Quote the data below in full, please, without altering anything.

────────────────

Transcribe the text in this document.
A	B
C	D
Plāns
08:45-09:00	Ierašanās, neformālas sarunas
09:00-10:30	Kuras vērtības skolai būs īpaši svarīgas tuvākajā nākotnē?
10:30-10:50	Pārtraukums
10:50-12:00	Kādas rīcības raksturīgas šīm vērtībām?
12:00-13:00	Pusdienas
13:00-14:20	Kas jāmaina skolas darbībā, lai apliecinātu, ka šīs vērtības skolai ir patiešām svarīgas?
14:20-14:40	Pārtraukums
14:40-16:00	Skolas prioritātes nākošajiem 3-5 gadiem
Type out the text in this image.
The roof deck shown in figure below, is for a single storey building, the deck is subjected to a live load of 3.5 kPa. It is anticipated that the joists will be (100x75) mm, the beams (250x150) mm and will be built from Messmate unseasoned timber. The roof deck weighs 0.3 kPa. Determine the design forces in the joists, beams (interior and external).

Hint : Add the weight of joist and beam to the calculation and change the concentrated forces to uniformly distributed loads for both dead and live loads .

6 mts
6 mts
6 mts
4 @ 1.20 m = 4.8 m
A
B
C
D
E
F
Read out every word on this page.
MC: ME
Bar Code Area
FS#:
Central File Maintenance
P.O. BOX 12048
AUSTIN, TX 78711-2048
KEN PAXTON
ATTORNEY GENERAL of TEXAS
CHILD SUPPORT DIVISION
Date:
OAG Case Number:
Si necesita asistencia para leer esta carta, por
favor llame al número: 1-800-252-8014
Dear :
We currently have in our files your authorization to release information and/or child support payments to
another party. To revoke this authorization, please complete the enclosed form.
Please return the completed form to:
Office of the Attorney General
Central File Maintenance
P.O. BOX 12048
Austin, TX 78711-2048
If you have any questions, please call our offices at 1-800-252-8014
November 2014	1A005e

────────────────

• _FINISHED TASK_
Transcribe the text in this document.
A	B
C	D
Plāns
08:45-09:00	Ierašanās, neformālas sarunas
09:00-10:30	Kuras vērtības skolai būs īpaši svarīgas tuvākajā nākotnē?
10:30-10:50	Pārtraukums
10:50-12:00	Kādas rīcības raksturīgas šīm vērtībām?
12:00-13:00	Pusdienas
13:00-14:20	Kas jāmaina skolas darbībā, lai apliecinātu, ka šīs vērtības skolai ir patiešām svarīgas?
14:20-14:40	Pārtraukums
14:40-16:00	Skolas prioritātes nākošajiem 3-5 gadiem
Type out the text in this image.
The roof deck shown in figure below, is for a single storey building, the deck is subjected to a live load of 3.5 kPa. It is anticipated that the joists will be (100x75) mm, the beams (250x150) mm and will be built from Messmate unseasoned timber. The roof deck weighs 0.3 kPa. Determine the design forces in the joists, beams (interior and external).

Hint : Add the weight of joist and beam to the calculation and change the concentrated forces to uniformly distributed loads for both dead and live loads .

6 mts
6 mts
6 mts
4 @ 1.20 m = 4.8 m
A
B
C
D
E
F
Read out every word on this page.
MC: ME
Bar Code Area
FS#:
Central File Maintenance
P.O. BOX 12048
AUSTIN, TX 78711-2048
KEN PAXTON
ATTORNEY GENERAL of TEXAS
CHILD SUPPORT DIVISION
Date:
OAG Case Number:
Si necesita asistencia para leer esta carta, por
favor llame al número: 1-800-252-8014
Dear :
We currently have in our files your authorization to release information and/or child support payments to
another party. To revoke this authorization, please complete the enclosed form.
Please return the completed form to:
Office of the Attorney General
Central File Maintenance
P.O. BOX 12048
Austin, TX 78711-2048
If you have any questions, please call our offices at 1-800-252-8014
November 2014	1A005e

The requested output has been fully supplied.